▸ **What you have to do**
Give the listing again exactly, omitting its images.
----- Provided material -----
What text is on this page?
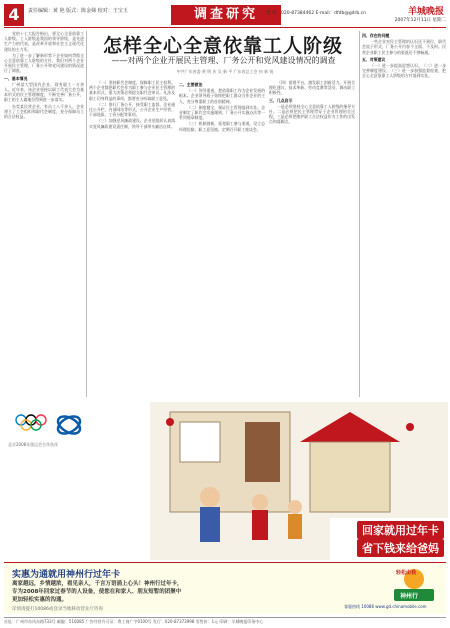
4	责任编辑：黄 艳 版式：陈金娣 校对：王宝玉	调查研究	电 话：020-87384462 E-mail：dfdb@gdrb.cn	羊城晚报
2007年12月11日 星期二
怎样全心全意依靠工人阶级
——对两个企业开展民主管理、厂务公开和党风建设情况的调查
中共广东省委 黄 明 庆 吴 新 平 广东省总工会 何 新 锐

党的十七大报告指出，要全心全意依靠工人阶级。工人阶级是我国的领导阶级，是先进生产力的代表，是改革开放和社会主义现代化建设的主力军。

为了进一步了解新形势下企业如何贯彻全心全意依靠工人阶级的方针，我们对两个企业开展民主管理、厂务公开和党风建设的情况进行了调查。

一、基本情况

广州某大型国有企业，现有职工一万余人。近年来，该企业坚持以职工代表大会为基本形式的民主管理制度，不断完善厂务公开，职工的主人翁地位得到进一步落实。

东莞某民营企业，有员工八千余人，企业建立了工会组织和职代会制度，充分保障员工的合法权益。

（一）坚持职代会制度，保障职工民主权利。两个企业都把职代会作为职工参与企业民主管理的基本形式，重大决策必须提交职代会审议。凡涉及职工切身利益的事项，都要充分听取职工意见。

（二）推行厂务公开，接受职工监督。企业通过公开栏、内部网站等形式，公开企业生产经营、干部选拔、工资分配等事项。

（三）加强党风廉政建设。企业党组织认真落实党风廉政建设责任制，领导干部带头廉洁自律。

二、主要做法

（一）领导重视，把依靠职工作为企业发展的根本。企业领导班子始终把职工群众当作企业的主人，充分尊重职工的首创精神。

（二）制度健全，保证民主管理落到实处。企业制定了职代会实施细则、厂务公开实施办法等一系列规章制度。

（三）机制创新，拓宽职工参与渠道。设立总经理信箱、职工意见箱，定期召开职工座谈会。

（四）搭建平台，激发职工创新活力。开展合理化建议、技术革新、劳动竞赛等活动，调动职工积极性。

三、几点启示

一是必须坚持全心全意依靠工人阶级的指导方针。二是必须把民主管理贯穿于企业管理的全过程。三是必须把维护职工合法权益作为工作的出发点和落脚点。

四、存在的问题

一些企业对民主管理的认识还不到位，职代会流于形式，厂务公开内容不全面、不及时。民营企业职工民主参与的渠道还不够畅通。

五、对策建议

（一）进一步提高思想认识。（二）进一步完善制度建设。（三）进一步加强监督检查，把全心全意依靠工人阶级的方针落到实处。

北京2008年奥运会合作伙伴
回家就用过年卡
省下钱来给爸妈
实惠为通就用神州行过年卡
离家越远，乡情越浓，看见亲人，千言万语涌上心头！神州行过年卡，
专为2008年回家过春节的人设备，使您在和家人、朋友短暂的团聚中
更加轻松实惠的沟通。
详情请拨打10086或登录当地移动营业厅咨询
神州行
轻松由我
客服热线 10086 www.gd.chinamobile.com
社址：广州市东风东路733号 邮编：510085 广告经营许可证：粤工商广字0100号 发行：020-87373998 零售价：1元 印刷：羊城晚报印务中心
-----
▸ **Result of this exercise**
What text is on this page?
4	责任编辑：黄 艳 版式：陈金娣 校对：王宝玉	调查研究	电 话：020-87384462 E-mail：dfdb@gdrb.cn	羊城晚报
2007年12月11日 星期二
怎样全心全意依靠工人阶级
——对两个企业开展民主管理、厂务公开和党风建设情况的调查
中共广东省委 黄 明 庆 吴 新 平 广东省总工会 何 新 锐

党的十七大报告指出，要全心全意依靠工人阶级。工人阶级是我国的领导阶级，是先进生产力的代表，是改革开放和社会主义现代化建设的主力军。

为了进一步了解新形势下企业如何贯彻全心全意依靠工人阶级的方针，我们对两个企业开展民主管理、厂务公开和党风建设的情况进行了调查。

一、基本情况

广州某大型国有企业，现有职工一万余人。近年来，该企业坚持以职工代表大会为基本形式的民主管理制度，不断完善厂务公开，职工的主人翁地位得到进一步落实。

东莞某民营企业，有员工八千余人，企业建立了工会组织和职代会制度，充分保障员工的合法权益。

（一）坚持职代会制度，保障职工民主权利。两个企业都把职代会作为职工参与企业民主管理的基本形式，重大决策必须提交职代会审议。凡涉及职工切身利益的事项，都要充分听取职工意见。

（二）推行厂务公开，接受职工监督。企业通过公开栏、内部网站等形式，公开企业生产经营、干部选拔、工资分配等事项。

（三）加强党风廉政建设。企业党组织认真落实党风廉政建设责任制，领导干部带头廉洁自律。

二、主要做法

（一）领导重视，把依靠职工作为企业发展的根本。企业领导班子始终把职工群众当作企业的主人，充分尊重职工的首创精神。

（二）制度健全，保证民主管理落到实处。企业制定了职代会实施细则、厂务公开实施办法等一系列规章制度。

（三）机制创新，拓宽职工参与渠道。设立总经理信箱、职工意见箱，定期召开职工座谈会。

（四）搭建平台，激发职工创新活力。开展合理化建议、技术革新、劳动竞赛等活动，调动职工积极性。

三、几点启示

一是必须坚持全心全意依靠工人阶级的指导方针。二是必须把民主管理贯穿于企业管理的全过程。三是必须把维护职工合法权益作为工作的出发点和落脚点。

四、存在的问题

一些企业对民主管理的认识还不到位，职代会流于形式，厂务公开内容不全面、不及时。民营企业职工民主参与的渠道还不够畅通。

五、对策建议

（一）进一步提高思想认识。（二）进一步完善制度建设。（三）进一步加强监督检查，把全心全意依靠工人阶级的方针落到实处。

北京2008年奥运会合作伙伴
回家就用过年卡
省下钱来给爸妈
实惠为通就用神州行过年卡
离家越远，乡情越浓，看见亲人，千言万语涌上心头！神州行过年卡，
专为2008年回家过春节的人设备，使您在和家人、朋友短暂的团聚中
更加轻松实惠的沟通。
详情请拨打10086或登录当地移动营业厅咨询
神州行
轻松由我
客服热线 10086 www.gd.chinamobile.com
社址：广州市东风东路733号 邮编：510085 广告经营许可证：粤工商广字0100号 发行：020-87373998 零售价：1元 印刷：羊城晚报印务中心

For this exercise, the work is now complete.